◆ **Given exercise**
Each line in the entries below that holds the string "times" is to be listed.

[Dataset entries]
○ ○ ○ ○

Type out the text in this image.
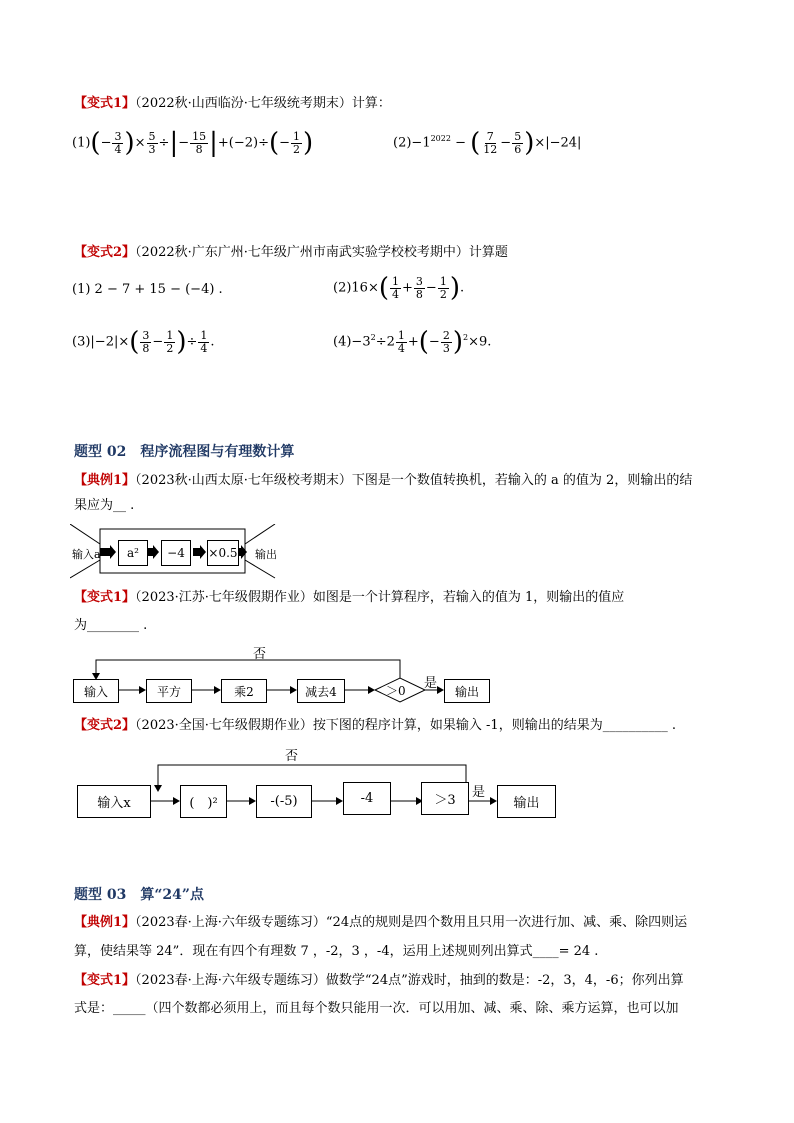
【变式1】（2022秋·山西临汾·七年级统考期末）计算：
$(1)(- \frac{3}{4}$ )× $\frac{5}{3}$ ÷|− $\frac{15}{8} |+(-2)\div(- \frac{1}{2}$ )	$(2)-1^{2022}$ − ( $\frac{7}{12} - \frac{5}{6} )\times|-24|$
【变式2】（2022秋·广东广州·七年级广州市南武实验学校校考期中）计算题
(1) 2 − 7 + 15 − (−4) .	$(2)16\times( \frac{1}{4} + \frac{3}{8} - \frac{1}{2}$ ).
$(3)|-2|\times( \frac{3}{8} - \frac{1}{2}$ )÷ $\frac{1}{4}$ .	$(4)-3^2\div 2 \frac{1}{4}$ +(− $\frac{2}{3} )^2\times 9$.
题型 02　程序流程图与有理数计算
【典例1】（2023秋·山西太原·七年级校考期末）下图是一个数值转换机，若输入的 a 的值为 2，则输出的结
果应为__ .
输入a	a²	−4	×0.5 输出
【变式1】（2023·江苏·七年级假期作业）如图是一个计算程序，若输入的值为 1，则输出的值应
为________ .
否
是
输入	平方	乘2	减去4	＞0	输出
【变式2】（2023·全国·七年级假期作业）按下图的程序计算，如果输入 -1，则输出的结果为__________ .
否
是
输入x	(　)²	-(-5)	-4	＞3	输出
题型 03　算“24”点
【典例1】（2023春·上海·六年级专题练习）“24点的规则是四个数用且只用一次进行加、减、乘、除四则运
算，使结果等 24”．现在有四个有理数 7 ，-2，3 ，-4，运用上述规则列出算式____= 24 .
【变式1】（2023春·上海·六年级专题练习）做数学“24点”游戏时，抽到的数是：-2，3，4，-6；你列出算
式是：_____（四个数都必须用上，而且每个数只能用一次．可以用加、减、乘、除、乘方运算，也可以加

○ ○ ○ ○

◆ **Full output**
$(1)(- \frac{3}{4}$ )× $\frac{5}{3}$ ÷|− $\frac{15}{8} |+(-2)\div(- \frac{1}{2}$ )	$(2)-1^{2022}$ − ( $\frac{7}{12} - \frac{5}{6} )\times|-24|$
(1) 2 − 7 + 15 − (−4) .	$(2)16\times( \frac{1}{4} + \frac{3}{8} - \frac{1}{2}$ ).
$(3)|-2|\times( \frac{3}{8} - \frac{1}{2}$ )÷ $\frac{1}{4}$ .	$(4)-3^2\div 2 \frac{1}{4}$ +(− $\frac{2}{3} )^2\times 9$.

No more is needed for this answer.